* **Goal**:
Make an exact copy of all the data.

* **Extracted records**:
--- start ---

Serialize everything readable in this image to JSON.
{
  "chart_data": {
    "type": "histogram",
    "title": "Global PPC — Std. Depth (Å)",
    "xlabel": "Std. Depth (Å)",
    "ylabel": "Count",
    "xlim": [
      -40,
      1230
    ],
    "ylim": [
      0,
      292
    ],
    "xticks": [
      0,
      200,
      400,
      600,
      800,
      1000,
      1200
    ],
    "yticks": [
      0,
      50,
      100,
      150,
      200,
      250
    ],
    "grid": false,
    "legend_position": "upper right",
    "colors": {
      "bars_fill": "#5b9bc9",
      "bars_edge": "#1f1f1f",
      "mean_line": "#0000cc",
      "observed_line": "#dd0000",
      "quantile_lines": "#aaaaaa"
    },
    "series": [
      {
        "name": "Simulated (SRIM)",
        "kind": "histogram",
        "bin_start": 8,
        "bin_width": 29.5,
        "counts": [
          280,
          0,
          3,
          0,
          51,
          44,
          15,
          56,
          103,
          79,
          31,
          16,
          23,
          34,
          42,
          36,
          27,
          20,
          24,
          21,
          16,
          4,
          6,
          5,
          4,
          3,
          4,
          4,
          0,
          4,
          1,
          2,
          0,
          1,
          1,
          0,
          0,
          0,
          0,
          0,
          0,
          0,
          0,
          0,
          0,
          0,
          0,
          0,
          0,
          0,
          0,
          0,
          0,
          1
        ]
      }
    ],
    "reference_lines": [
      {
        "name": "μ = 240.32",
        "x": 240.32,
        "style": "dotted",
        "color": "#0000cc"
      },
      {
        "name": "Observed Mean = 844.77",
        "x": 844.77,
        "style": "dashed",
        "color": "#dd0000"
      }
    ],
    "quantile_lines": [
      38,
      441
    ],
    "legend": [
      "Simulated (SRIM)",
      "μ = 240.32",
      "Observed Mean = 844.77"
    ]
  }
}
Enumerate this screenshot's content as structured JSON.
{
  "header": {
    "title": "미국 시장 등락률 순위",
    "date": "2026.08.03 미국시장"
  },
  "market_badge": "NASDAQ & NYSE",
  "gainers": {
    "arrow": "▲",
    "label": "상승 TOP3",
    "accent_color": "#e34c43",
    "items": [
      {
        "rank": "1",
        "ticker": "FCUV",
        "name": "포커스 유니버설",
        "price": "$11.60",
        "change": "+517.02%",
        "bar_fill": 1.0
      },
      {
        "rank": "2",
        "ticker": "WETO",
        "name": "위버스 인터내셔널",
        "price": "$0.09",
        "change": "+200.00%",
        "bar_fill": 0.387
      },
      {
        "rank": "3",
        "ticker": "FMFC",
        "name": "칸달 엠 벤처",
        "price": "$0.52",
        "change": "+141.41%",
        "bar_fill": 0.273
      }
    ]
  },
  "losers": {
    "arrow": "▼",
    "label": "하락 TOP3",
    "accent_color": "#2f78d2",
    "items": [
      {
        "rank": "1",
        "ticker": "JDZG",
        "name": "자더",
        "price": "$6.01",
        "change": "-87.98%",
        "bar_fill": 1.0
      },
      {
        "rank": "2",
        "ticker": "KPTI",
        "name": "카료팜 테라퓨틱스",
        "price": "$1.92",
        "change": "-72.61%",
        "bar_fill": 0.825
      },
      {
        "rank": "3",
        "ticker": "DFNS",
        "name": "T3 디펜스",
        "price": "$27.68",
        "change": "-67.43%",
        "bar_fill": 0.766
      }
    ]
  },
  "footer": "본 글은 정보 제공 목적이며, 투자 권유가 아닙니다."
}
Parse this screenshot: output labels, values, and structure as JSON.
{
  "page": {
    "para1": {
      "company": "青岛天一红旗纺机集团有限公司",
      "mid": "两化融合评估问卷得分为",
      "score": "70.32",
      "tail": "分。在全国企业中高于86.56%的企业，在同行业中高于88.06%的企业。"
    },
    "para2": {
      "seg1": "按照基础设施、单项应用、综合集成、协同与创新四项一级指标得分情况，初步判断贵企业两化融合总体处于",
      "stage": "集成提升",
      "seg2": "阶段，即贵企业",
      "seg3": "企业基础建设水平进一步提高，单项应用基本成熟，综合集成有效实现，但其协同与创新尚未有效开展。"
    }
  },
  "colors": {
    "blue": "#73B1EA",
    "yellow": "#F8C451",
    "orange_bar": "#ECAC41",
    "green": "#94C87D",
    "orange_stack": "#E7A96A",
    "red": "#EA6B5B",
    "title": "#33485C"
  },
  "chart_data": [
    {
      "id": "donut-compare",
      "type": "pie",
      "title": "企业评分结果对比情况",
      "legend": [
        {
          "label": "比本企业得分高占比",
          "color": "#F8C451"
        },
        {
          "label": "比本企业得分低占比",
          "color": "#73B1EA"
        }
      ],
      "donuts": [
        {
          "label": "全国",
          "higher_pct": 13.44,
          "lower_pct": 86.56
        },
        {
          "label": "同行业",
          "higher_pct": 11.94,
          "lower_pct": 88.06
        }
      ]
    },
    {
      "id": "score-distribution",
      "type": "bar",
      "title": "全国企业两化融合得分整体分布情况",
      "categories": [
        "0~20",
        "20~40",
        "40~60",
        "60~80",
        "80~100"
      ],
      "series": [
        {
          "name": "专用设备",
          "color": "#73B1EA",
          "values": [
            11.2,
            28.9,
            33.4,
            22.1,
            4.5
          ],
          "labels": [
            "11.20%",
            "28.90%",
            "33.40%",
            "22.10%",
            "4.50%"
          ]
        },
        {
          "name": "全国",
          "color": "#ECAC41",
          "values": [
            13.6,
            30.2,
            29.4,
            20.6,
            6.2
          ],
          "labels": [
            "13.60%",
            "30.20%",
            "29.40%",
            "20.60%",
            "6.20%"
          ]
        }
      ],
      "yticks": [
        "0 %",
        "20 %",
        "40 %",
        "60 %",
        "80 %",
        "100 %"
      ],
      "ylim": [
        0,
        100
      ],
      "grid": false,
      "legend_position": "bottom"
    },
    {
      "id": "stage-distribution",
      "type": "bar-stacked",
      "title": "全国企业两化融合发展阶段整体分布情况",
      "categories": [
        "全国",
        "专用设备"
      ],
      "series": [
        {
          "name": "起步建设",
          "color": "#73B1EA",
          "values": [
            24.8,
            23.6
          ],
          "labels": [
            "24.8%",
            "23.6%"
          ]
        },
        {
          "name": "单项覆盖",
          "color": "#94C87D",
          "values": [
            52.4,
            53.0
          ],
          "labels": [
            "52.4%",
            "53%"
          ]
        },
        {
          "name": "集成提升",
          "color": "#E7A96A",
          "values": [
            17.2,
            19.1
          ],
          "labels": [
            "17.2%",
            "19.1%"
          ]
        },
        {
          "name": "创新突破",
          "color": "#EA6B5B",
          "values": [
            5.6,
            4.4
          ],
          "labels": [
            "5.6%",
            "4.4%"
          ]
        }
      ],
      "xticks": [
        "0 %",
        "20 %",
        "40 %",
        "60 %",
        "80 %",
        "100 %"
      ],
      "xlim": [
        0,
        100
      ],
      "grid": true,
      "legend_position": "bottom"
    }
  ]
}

--- end ---

* **Task result**:
Serialize everything readable in this image to JSON.
{
  "chart_data": {
    "type": "histogram",
    "title": "Global PPC — Std. Depth (Å)",
    "xlabel": "Std. Depth (Å)",
    "ylabel": "Count",
    "xlim": [
      -40,
      1230
    ],
    "ylim": [
      0,
      292
    ],
    "xticks": [
      0,
      200,
      400,
      600,
      800,
      1000,
      1200
    ],
    "yticks": [
      0,
      50,
      100,
      150,
      200,
      250
    ],
    "grid": false,
    "legend_position": "upper right",
    "colors": {
      "bars_fill": "#5b9bc9",
      "bars_edge": "#1f1f1f",
      "mean_line": "#0000cc",
      "observed_line": "#dd0000",
      "quantile_lines": "#aaaaaa"
    },
    "series": [
      {
        "name": "Simulated (SRIM)",
        "kind": "histogram",
        "bin_start": 8,
        "bin_width": 29.5,
        "counts": [
          280,
          0,
          3,
          0,
          51,
          44,
          15,
          56,
          103,
          79,
          31,
          16,
          23,
          34,
          42,
          36,
          27,
          20,
          24,
          21,
          16,
          4,
          6,
          5,
          4,
          3,
          4,
          4,
          0,
          4,
          1,
          2,
          0,
          1,
          1,
          0,
          0,
          0,
          0,
          0,
          0,
          0,
          0,
          0,
          0,
          0,
          0,
          0,
          0,
          0,
          0,
          0,
          0,
          1
        ]
      }
    ],
    "reference_lines": [
      {
        "name": "μ = 240.32",
        "x": 240.32,
        "style": "dotted",
        "color": "#0000cc"
      },
      {
        "name": "Observed Mean = 844.77",
        "x": 844.77,
        "style": "dashed",
        "color": "#dd0000"
      }
    ],
    "quantile_lines": [
      38,
      441
    ],
    "legend": [
      "Simulated (SRIM)",
      "μ = 240.32",
      "Observed Mean = 844.77"
    ]
  }
}
Enumerate this screenshot's content as structured JSON.
{
  "header": {
    "title": "미국 시장 등락률 순위",
    "date": "2026.08.03 미국시장"
  },
  "market_badge": "NASDAQ & NYSE",
  "gainers": {
    "arrow": "▲",
    "label": "상승 TOP3",
    "accent_color": "#e34c43",
    "items": [
      {
        "rank": "1",
        "ticker": "FCUV",
        "name": "포커스 유니버설",
        "price": "$11.60",
        "change": "+517.02%",
        "bar_fill": 1.0
      },
      {
        "rank": "2",
        "ticker": "WETO",
        "name": "위버스 인터내셔널",
        "price": "$0.09",
        "change": "+200.00%",
        "bar_fill": 0.387
      },
      {
        "rank": "3",
        "ticker": "FMFC",
        "name": "칸달 엠 벤처",
        "price": "$0.52",
        "change": "+141.41%",
        "bar_fill": 0.273
      }
    ]
  },
  "losers": {
    "arrow": "▼",
    "label": "하락 TOP3",
    "accent_color": "#2f78d2",
    "items": [
      {
        "rank": "1",
        "ticker": "JDZG",
        "name": "자더",
        "price": "$6.01",
        "change": "-87.98%",
        "bar_fill": 1.0
      },
      {
        "rank": "2",
        "ticker": "KPTI",
        "name": "카료팜 테라퓨틱스",
        "price": "$1.92",
        "change": "-72.61%",
        "bar_fill": 0.825
      },
      {
        "rank": "3",
        "ticker": "DFNS",
        "name": "T3 디펜스",
        "price": "$27.68",
        "change": "-67.43%",
        "bar_fill": 0.766
      }
    ]
  },
  "footer": "본 글은 정보 제공 목적이며, 투자 권유가 아닙니다."
}
Parse this screenshot: output labels, values, and structure as JSON.
{
  "page": {
    "para1": {
      "company": "青岛天一红旗纺机集团有限公司",
      "mid": "两化融合评估问卷得分为",
      "score": "70.32",
      "tail": "分。在全国企业中高于86.56%的企业，在同行业中高于88.06%的企业。"
    },
    "para2": {
      "seg1": "按照基础设施、单项应用、综合集成、协同与创新四项一级指标得分情况，初步判断贵企业两化融合总体处于",
      "stage": "集成提升",
      "seg2": "阶段，即贵企业",
      "seg3": "企业基础建设水平进一步提高，单项应用基本成熟，综合集成有效实现，但其协同与创新尚未有效开展。"
    }
  },
  "colors": {
    "blue": "#73B1EA",
    "yellow": "#F8C451",
    "orange_bar": "#ECAC41",
    "green": "#94C87D",
    "orange_stack": "#E7A96A",
    "red": "#EA6B5B",
    "title": "#33485C"
  },
  "chart_data": [
    {
      "id": "donut-compare",
      "type": "pie",
      "title": "企业评分结果对比情况",
      "legend": [
        {
          "label": "比本企业得分高占比",
          "color": "#F8C451"
        },
        {
          "label": "比本企业得分低占比",
          "color": "#73B1EA"
        }
      ],
      "donuts": [
        {
          "label": "全国",
          "higher_pct": 13.44,
          "lower_pct": 86.56
        },
        {
          "label": "同行业",
          "higher_pct": 11.94,
          "lower_pct": 88.06
        }
      ]
    },
    {
      "id": "score-distribution",
      "type": "bar",
      "title": "全国企业两化融合得分整体分布情况",
      "categories": [
        "0~20",
        "20~40",
        "40~60",
        "60~80",
        "80~100"
      ],
      "series": [
        {
          "name": "专用设备",
          "color": "#73B1EA",
          "values": [
            11.2,
            28.9,
            33.4,
            22.1,
            4.5
          ],
          "labels": [
            "11.20%",
            "28.90%",
            "33.40%",
            "22.10%",
            "4.50%"
          ]
        },
        {
          "name": "全国",
          "color": "#ECAC41",
          "values": [
            13.6,
            30.2,
            29.4,
            20.6,
            6.2
          ],
          "labels": [
            "13.60%",
            "30.20%",
            "29.40%",
            "20.60%",
            "6.20%"
          ]
        }
      ],
      "yticks": [
        "0 %",
        "20 %",
        "40 %",
        "60 %",
        "80 %",
        "100 %"
      ],
      "ylim": [
        0,
        100
      ],
      "grid": false,
      "legend_position": "bottom"
    },
    {
      "id": "stage-distribution",
      "type": "bar-stacked",
      "title": "全国企业两化融合发展阶段整体分布情况",
      "categories": [
        "全国",
        "专用设备"
      ],
      "series": [
        {
          "name": "起步建设",
          "color": "#73B1EA",
          "values": [
            24.8,
            23.6
          ],
          "labels": [
            "24.8%",
            "23.6%"
          ]
        },
        {
          "name": "单项覆盖",
          "color": "#94C87D",
          "values": [
            52.4,
            53.0
          ],
          "labels": [
            "52.4%",
            "53%"
          ]
        },
        {
          "name": "集成提升",
          "color": "#E7A96A",
          "values": [
            17.2,
            19.1
          ],
          "labels": [
            "17.2%",
            "19.1%"
          ]
        },
        {
          "name": "创新突破",
          "color": "#EA6B5B",
          "values": [
            5.6,
            4.4
          ],
          "labels": [
            "5.6%",
            "4.4%"
          ]
        }
      ],
      "xticks": [
        "0 %",
        "20 %",
        "40 %",
        "60 %",
        "80 %",
        "100 %"
      ],
      "xlim": [
        0,
        100
      ],
      "grid": true,
      "legend_position": "bottom"
    }
  ]
}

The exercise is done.